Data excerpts
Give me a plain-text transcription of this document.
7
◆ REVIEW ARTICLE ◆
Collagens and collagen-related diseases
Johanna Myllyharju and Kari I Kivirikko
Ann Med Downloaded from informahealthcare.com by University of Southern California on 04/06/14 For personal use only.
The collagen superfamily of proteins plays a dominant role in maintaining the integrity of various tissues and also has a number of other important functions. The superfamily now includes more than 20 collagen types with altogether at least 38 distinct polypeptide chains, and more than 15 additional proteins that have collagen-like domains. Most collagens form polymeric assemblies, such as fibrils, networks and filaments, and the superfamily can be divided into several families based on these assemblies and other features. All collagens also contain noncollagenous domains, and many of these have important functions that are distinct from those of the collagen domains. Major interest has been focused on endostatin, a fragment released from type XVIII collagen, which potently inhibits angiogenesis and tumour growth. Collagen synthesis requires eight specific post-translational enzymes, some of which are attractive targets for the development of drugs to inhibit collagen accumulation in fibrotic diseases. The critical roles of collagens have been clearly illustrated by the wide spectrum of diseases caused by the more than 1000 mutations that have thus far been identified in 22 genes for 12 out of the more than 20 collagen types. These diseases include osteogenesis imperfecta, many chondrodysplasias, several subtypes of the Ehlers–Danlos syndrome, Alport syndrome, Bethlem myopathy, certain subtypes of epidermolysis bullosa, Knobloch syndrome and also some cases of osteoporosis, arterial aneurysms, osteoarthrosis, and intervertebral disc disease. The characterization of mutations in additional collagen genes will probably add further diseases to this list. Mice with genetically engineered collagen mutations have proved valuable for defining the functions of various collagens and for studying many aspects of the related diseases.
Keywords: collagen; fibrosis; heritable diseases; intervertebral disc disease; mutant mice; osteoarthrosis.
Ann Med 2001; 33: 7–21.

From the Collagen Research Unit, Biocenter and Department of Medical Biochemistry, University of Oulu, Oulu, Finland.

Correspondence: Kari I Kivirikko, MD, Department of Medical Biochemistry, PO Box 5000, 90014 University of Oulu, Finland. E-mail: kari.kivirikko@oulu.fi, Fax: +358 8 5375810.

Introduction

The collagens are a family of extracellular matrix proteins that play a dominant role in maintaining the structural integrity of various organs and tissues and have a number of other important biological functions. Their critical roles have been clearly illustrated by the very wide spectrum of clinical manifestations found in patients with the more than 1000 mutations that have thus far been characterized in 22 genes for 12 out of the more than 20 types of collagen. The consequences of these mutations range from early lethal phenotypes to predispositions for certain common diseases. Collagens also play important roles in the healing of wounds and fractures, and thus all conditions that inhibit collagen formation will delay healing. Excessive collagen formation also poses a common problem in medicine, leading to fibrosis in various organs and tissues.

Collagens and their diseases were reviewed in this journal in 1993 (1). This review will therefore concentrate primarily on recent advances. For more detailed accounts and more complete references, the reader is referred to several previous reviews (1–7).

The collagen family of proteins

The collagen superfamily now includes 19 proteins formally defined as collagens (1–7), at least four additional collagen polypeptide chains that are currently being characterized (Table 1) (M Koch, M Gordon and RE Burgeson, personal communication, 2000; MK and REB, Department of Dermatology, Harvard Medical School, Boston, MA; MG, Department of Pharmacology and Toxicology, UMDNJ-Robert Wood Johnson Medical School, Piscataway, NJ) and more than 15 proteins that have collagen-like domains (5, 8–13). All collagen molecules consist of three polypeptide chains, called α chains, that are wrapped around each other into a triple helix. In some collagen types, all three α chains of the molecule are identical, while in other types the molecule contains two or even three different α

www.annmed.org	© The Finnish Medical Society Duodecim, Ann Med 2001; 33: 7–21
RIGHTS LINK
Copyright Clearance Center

REQUIRED WORK —
From the records above, pick out and copy each line holding the word "Finland".

TASK ANSWER —
From the Collagen Research Unit, Biocenter and Department of Medical Biochemistry, University of Oulu, Oulu, Finland.
Correspondence: Kari I Kivirikko, MD, Department of Medical Biochemistry, PO Box 5000, 90014 University of Oulu, Finland. E-mail: kari.kivirikko@oulu.fi, Fax: +358 8 5375810.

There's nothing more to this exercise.